LISTING:

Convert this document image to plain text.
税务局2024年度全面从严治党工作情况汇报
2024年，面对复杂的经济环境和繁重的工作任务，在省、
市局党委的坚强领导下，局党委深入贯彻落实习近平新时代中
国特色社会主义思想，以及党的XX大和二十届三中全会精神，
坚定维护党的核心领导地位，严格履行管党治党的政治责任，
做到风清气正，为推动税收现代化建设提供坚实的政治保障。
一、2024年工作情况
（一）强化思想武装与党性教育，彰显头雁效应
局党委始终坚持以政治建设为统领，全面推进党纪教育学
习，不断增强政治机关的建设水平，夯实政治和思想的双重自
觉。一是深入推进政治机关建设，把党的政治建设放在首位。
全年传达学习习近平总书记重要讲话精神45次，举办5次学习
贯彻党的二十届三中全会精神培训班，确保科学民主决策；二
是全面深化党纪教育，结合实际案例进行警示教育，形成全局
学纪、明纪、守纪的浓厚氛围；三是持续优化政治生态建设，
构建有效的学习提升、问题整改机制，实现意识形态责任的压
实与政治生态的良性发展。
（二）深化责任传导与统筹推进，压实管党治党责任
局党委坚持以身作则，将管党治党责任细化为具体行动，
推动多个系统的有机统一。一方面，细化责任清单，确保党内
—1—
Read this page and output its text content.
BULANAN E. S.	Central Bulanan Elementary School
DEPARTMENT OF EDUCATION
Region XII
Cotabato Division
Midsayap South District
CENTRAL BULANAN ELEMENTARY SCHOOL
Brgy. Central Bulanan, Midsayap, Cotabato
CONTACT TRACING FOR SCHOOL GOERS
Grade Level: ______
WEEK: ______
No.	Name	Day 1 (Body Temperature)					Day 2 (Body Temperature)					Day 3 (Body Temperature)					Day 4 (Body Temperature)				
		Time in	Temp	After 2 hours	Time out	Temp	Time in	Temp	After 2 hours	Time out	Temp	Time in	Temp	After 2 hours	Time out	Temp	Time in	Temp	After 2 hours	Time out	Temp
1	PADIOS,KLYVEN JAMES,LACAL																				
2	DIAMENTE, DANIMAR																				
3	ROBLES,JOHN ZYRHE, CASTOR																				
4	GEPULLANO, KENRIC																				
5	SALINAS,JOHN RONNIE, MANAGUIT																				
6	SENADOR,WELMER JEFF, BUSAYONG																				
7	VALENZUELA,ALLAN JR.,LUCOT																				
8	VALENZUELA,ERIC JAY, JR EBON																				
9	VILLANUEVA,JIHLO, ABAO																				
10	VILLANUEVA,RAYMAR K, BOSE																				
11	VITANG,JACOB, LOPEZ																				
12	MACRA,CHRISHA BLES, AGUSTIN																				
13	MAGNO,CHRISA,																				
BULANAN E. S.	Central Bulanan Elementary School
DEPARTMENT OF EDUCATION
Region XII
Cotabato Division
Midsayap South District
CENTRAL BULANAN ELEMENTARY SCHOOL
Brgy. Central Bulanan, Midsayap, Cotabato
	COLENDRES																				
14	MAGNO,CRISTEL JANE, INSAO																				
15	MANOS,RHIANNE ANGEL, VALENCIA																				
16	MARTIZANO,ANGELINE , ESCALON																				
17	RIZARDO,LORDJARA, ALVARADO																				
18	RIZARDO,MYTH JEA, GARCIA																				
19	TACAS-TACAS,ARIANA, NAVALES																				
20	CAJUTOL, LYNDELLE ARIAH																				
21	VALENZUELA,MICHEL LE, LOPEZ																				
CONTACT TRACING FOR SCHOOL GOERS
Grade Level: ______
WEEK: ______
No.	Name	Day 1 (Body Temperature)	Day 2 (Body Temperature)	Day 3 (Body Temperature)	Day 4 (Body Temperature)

WHAT IS REQUIRED:
Copy every line of the entries above in which "RIZARDO" occurs.

COMPLETE ANSWER:
17	RIZARDO,LORDJARA, ALVARADO																				
18	RIZARDO,MYTH JEA, GARCIA																				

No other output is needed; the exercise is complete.